Begin DATA EXTRACT

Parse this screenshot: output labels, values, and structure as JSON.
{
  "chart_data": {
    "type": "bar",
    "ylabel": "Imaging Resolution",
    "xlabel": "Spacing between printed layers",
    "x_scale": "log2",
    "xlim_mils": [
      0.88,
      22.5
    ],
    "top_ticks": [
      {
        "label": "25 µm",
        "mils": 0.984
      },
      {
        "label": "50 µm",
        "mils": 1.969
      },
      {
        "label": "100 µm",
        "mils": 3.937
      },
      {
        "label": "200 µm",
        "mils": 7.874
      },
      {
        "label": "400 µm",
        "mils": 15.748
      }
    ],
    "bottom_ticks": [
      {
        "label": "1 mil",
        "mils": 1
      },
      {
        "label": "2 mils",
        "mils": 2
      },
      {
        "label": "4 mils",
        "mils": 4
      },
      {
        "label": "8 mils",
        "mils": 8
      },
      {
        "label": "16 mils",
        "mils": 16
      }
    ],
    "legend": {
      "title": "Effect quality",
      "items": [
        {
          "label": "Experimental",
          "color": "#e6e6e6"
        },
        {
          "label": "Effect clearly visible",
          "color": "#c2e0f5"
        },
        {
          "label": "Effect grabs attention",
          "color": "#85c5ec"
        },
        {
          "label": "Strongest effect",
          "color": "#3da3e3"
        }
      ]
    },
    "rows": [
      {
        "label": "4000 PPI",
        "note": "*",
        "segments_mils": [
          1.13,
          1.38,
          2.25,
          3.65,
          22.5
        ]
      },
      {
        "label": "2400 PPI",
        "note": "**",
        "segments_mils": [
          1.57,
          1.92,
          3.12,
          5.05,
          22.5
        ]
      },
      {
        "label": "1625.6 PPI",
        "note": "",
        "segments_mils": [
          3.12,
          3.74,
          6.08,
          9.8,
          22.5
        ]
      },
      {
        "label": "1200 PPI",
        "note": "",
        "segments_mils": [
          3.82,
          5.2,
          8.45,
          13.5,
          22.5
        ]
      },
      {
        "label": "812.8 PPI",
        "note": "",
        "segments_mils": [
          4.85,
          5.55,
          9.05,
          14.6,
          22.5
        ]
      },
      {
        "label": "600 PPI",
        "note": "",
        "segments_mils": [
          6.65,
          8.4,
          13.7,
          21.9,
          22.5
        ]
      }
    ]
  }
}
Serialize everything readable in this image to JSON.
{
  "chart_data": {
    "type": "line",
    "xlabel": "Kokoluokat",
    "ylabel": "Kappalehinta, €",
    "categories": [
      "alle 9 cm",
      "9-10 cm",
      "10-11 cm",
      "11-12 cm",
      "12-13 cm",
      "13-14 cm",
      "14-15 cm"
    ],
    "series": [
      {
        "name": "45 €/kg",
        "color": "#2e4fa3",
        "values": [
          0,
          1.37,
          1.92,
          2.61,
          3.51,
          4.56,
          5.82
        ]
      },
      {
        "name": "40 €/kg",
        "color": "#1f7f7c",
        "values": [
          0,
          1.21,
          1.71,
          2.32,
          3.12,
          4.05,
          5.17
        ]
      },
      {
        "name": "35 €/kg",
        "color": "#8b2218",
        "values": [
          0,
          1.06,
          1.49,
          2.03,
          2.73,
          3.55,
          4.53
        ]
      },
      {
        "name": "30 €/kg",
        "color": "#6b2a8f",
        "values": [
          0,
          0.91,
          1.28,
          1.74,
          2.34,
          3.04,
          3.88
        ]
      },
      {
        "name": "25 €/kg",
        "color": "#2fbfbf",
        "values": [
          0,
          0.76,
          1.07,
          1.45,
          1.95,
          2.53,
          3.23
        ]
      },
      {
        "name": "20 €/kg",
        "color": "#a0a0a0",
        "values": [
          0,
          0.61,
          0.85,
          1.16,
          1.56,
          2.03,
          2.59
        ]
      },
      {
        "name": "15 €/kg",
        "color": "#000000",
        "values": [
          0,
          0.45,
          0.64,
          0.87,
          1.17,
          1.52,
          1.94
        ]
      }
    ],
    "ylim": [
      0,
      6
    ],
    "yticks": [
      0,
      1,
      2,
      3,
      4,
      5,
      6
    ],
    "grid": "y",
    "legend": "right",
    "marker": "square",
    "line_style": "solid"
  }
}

End DATA EXTRACT

Print the records above in full, exactly.

Parse this screenshot: output labels, values, and structure as JSON.
{
  "chart_data": {
    "type": "bar",
    "ylabel": "Imaging Resolution",
    "xlabel": "Spacing between printed layers",
    "x_scale": "log2",
    "xlim_mils": [
      0.88,
      22.5
    ],
    "top_ticks": [
      {
        "label": "25 µm",
        "mils": 0.984
      },
      {
        "label": "50 µm",
        "mils": 1.969
      },
      {
        "label": "100 µm",
        "mils": 3.937
      },
      {
        "label": "200 µm",
        "mils": 7.874
      },
      {
        "label": "400 µm",
        "mils": 15.748
      }
    ],
    "bottom_ticks": [
      {
        "label": "1 mil",
        "mils": 1
      },
      {
        "label": "2 mils",
        "mils": 2
      },
      {
        "label": "4 mils",
        "mils": 4
      },
      {
        "label": "8 mils",
        "mils": 8
      },
      {
        "label": "16 mils",
        "mils": 16
      }
    ],
    "legend": {
      "title": "Effect quality",
      "items": [
        {
          "label": "Experimental",
          "color": "#e6e6e6"
        },
        {
          "label": "Effect clearly visible",
          "color": "#c2e0f5"
        },
        {
          "label": "Effect grabs attention",
          "color": "#85c5ec"
        },
        {
          "label": "Strongest effect",
          "color": "#3da3e3"
        }
      ]
    },
    "rows": [
      {
        "label": "4000 PPI",
        "note": "*",
        "segments_mils": [
          1.13,
          1.38,
          2.25,
          3.65,
          22.5
        ]
      },
      {
        "label": "2400 PPI",
        "note": "**",
        "segments_mils": [
          1.57,
          1.92,
          3.12,
          5.05,
          22.5
        ]
      },
      {
        "label": "1625.6 PPI",
        "note": "",
        "segments_mils": [
          3.12,
          3.74,
          6.08,
          9.8,
          22.5
        ]
      },
      {
        "label": "1200 PPI",
        "note": "",
        "segments_mils": [
          3.82,
          5.2,
          8.45,
          13.5,
          22.5
        ]
      },
      {
        "label": "812.8 PPI",
        "note": "",
        "segments_mils": [
          4.85,
          5.55,
          9.05,
          14.6,
          22.5
        ]
      },
      {
        "label": "600 PPI",
        "note": "",
        "segments_mils": [
          6.65,
          8.4,
          13.7,
          21.9,
          22.5
        ]
      }
    ]
  }
}
Serialize everything readable in this image to JSON.
{
  "chart_data": {
    "type": "line",
    "xlabel": "Kokoluokat",
    "ylabel": "Kappalehinta, €",
    "categories": [
      "alle 9 cm",
      "9-10 cm",
      "10-11 cm",
      "11-12 cm",
      "12-13 cm",
      "13-14 cm",
      "14-15 cm"
    ],
    "series": [
      {
        "name": "45 €/kg",
        "color": "#2e4fa3",
        "values": [
          0,
          1.37,
          1.92,
          2.61,
          3.51,
          4.56,
          5.82
        ]
      },
      {
        "name": "40 €/kg",
        "color": "#1f7f7c",
        "values": [
          0,
          1.21,
          1.71,
          2.32,
          3.12,
          4.05,
          5.17
        ]
      },
      {
        "name": "35 €/kg",
        "color": "#8b2218",
        "values": [
          0,
          1.06,
          1.49,
          2.03,
          2.73,
          3.55,
          4.53
        ]
      },
      {
        "name": "30 €/kg",
        "color": "#6b2a8f",
        "values": [
          0,
          0.91,
          1.28,
          1.74,
          2.34,
          3.04,
          3.88
        ]
      },
      {
        "name": "25 €/kg",
        "color": "#2fbfbf",
        "values": [
          0,
          0.76,
          1.07,
          1.45,
          1.95,
          2.53,
          3.23
        ]
      },
      {
        "name": "20 €/kg",
        "color": "#a0a0a0",
        "values": [
          0,
          0.61,
          0.85,
          1.16,
          1.56,
          2.03,
          2.59
        ]
      },
      {
        "name": "15 €/kg",
        "color": "#000000",
        "values": [
          0,
          0.45,
          0.64,
          0.87,
          1.17,
          1.52,
          1.94
        ]
      }
    ],
    "ylim": [
      0,
      6
    ],
    "yticks": [
      0,
      1,
      2,
      3,
      4,
      5,
      6
    ],
    "grid": "y",
    "legend": "right",
    "marker": "square",
    "line_style": "solid"
  }
}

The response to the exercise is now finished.